* REQUIREMENTS
Go through the lines below. Copy those with "Extensions".

* RECORDS FOR THE EXERCISE
========================================================================
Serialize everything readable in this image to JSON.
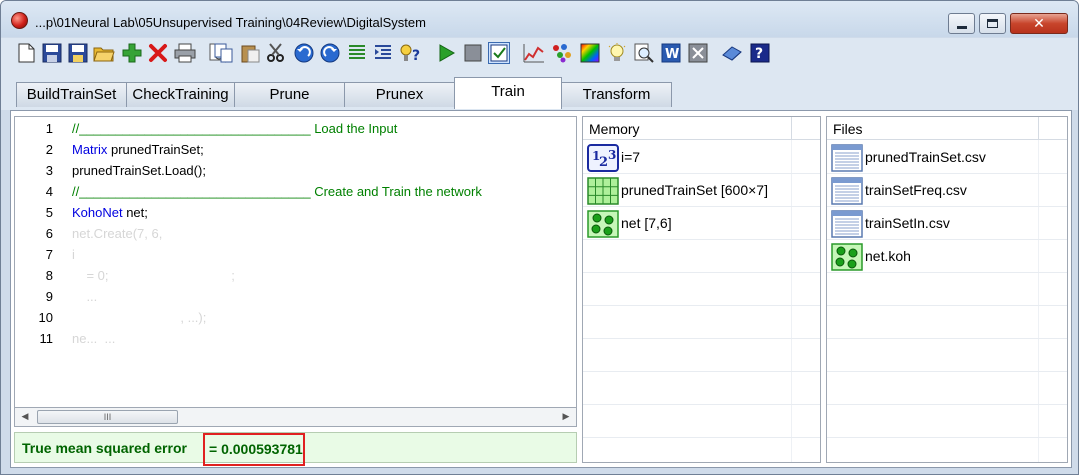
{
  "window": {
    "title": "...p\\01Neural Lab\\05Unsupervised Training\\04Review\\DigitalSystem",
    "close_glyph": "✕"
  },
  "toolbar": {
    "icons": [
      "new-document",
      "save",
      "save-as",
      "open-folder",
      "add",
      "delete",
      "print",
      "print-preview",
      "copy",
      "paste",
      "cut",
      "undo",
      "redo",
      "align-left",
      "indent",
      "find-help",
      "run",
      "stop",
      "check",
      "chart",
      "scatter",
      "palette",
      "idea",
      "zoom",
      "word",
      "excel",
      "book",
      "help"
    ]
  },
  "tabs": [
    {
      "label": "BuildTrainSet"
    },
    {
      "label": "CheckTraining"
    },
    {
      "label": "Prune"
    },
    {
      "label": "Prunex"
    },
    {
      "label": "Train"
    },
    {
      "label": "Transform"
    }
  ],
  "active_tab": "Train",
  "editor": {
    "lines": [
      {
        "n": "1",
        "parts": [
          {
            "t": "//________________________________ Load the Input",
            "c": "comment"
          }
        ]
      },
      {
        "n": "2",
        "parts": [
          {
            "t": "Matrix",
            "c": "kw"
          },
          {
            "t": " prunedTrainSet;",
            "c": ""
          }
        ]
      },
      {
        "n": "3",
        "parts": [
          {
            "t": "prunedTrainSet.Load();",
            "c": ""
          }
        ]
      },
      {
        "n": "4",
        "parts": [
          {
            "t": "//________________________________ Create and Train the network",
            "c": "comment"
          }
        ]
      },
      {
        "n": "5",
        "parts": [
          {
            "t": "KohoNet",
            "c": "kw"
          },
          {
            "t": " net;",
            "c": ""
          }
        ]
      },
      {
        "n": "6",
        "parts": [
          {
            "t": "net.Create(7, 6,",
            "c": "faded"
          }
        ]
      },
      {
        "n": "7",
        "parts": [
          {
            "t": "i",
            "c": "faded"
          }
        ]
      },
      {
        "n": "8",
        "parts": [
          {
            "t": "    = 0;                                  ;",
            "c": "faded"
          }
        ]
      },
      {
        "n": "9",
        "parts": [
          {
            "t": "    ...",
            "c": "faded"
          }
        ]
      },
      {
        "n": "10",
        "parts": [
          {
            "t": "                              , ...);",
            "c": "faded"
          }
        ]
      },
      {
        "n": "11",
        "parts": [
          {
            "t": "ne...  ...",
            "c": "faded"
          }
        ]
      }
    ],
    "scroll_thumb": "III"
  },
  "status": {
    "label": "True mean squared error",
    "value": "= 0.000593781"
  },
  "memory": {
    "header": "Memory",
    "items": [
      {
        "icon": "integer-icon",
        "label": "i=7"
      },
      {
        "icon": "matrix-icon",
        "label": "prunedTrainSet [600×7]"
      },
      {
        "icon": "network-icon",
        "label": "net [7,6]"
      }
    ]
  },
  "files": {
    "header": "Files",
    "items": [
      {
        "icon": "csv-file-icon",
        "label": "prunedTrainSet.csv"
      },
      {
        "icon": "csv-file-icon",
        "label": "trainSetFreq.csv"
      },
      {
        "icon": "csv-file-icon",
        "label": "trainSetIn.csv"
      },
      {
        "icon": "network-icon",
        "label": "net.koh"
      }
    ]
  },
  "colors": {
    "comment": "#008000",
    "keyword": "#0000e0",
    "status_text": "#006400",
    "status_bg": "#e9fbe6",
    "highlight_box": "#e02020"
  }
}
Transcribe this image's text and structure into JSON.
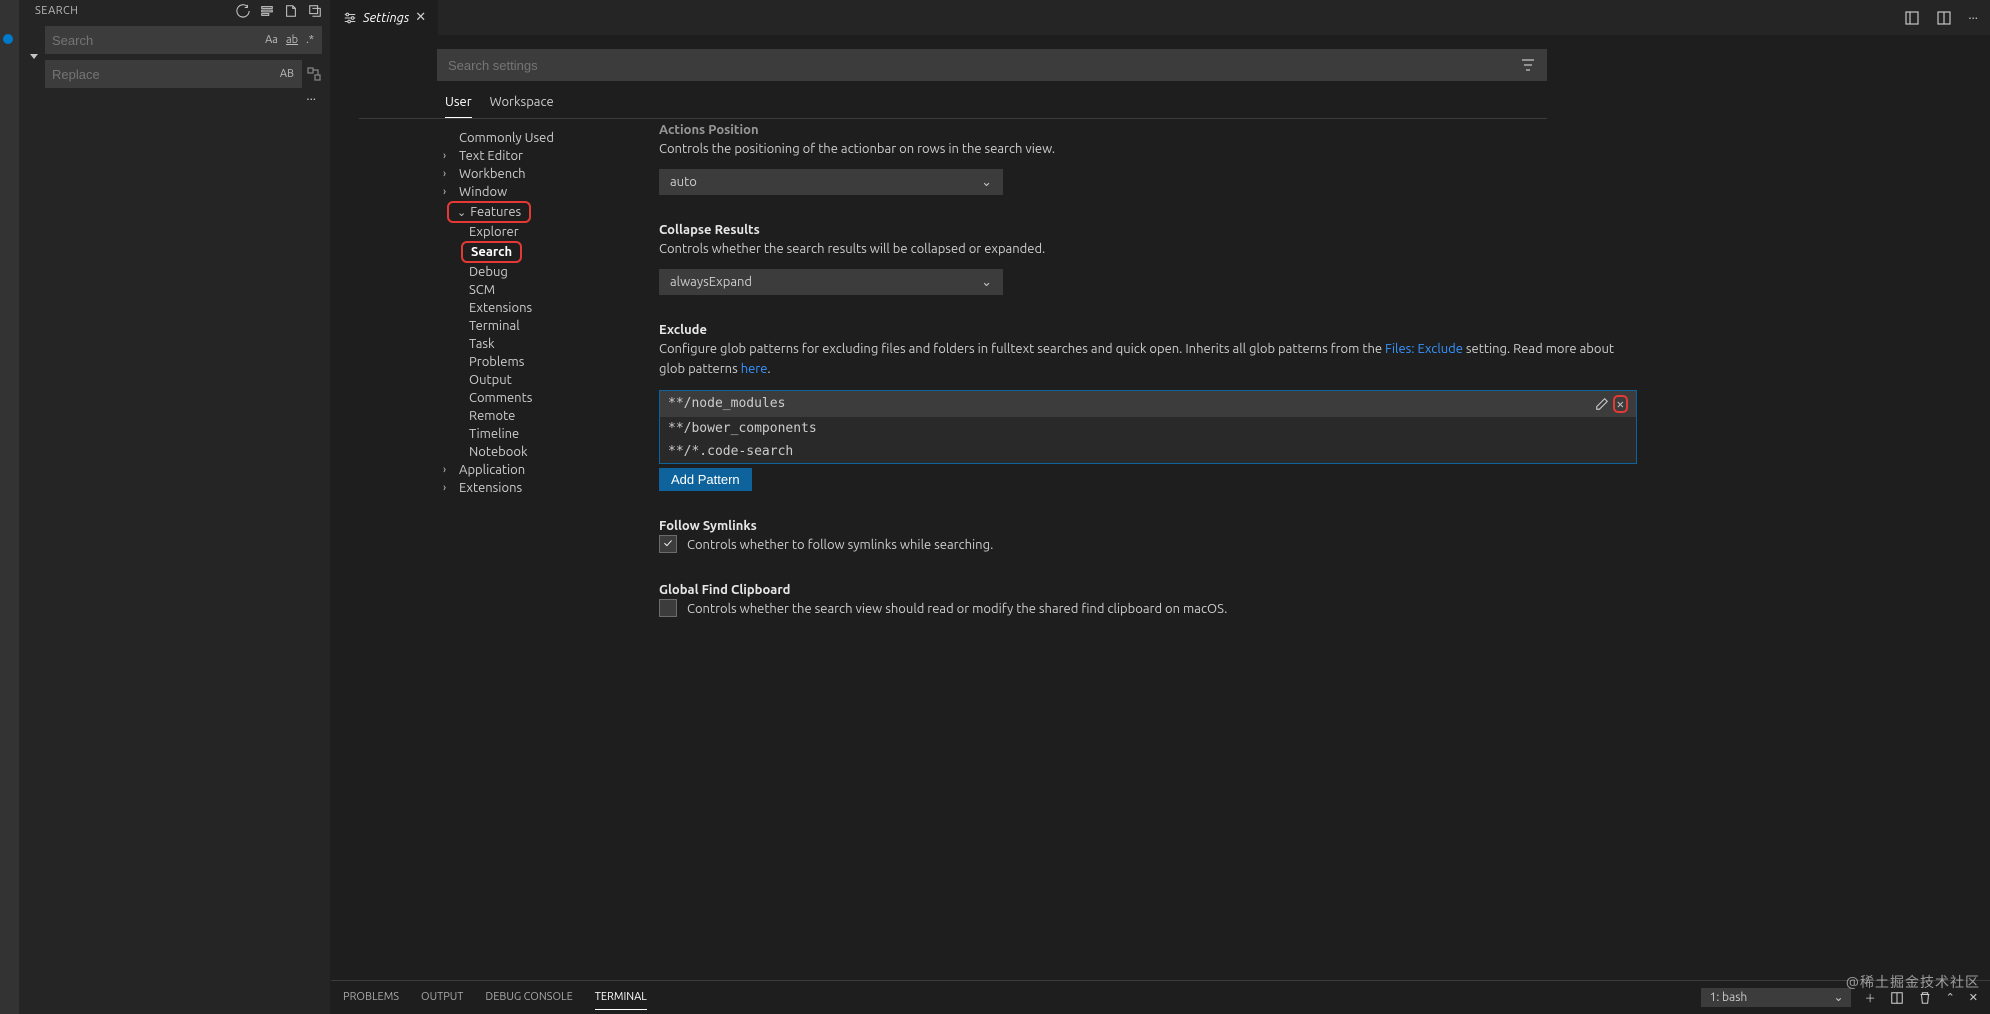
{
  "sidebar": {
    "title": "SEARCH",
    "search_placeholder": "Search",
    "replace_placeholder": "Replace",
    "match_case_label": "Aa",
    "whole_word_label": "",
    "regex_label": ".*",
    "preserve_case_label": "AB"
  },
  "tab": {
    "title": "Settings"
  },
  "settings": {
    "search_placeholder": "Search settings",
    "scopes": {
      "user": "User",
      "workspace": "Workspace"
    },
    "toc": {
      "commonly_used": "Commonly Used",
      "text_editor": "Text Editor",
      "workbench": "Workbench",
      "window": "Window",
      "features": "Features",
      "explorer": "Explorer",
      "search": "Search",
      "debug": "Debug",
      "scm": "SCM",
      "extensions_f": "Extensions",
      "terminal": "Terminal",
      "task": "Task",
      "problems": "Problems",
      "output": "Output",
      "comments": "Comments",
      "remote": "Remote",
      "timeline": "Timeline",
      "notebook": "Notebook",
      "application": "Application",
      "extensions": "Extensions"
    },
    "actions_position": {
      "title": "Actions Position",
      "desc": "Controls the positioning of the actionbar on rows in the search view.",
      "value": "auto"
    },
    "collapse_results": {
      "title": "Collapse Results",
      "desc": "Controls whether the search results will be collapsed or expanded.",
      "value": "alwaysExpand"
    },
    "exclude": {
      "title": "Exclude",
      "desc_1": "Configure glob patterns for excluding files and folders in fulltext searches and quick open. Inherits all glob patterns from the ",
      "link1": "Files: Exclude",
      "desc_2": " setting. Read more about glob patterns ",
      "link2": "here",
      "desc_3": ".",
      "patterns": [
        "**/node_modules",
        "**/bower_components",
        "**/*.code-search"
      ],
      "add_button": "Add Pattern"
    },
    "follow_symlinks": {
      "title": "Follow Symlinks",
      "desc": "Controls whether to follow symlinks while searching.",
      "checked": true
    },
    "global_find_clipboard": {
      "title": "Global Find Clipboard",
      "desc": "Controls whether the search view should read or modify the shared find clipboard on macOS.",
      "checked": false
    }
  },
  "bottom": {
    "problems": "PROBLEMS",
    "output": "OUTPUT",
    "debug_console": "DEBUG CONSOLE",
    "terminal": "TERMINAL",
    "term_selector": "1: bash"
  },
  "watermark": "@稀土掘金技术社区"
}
========================================================================
* OUTPUT
      "extensions_f": "Extensions",
      "extensions": "Extensions"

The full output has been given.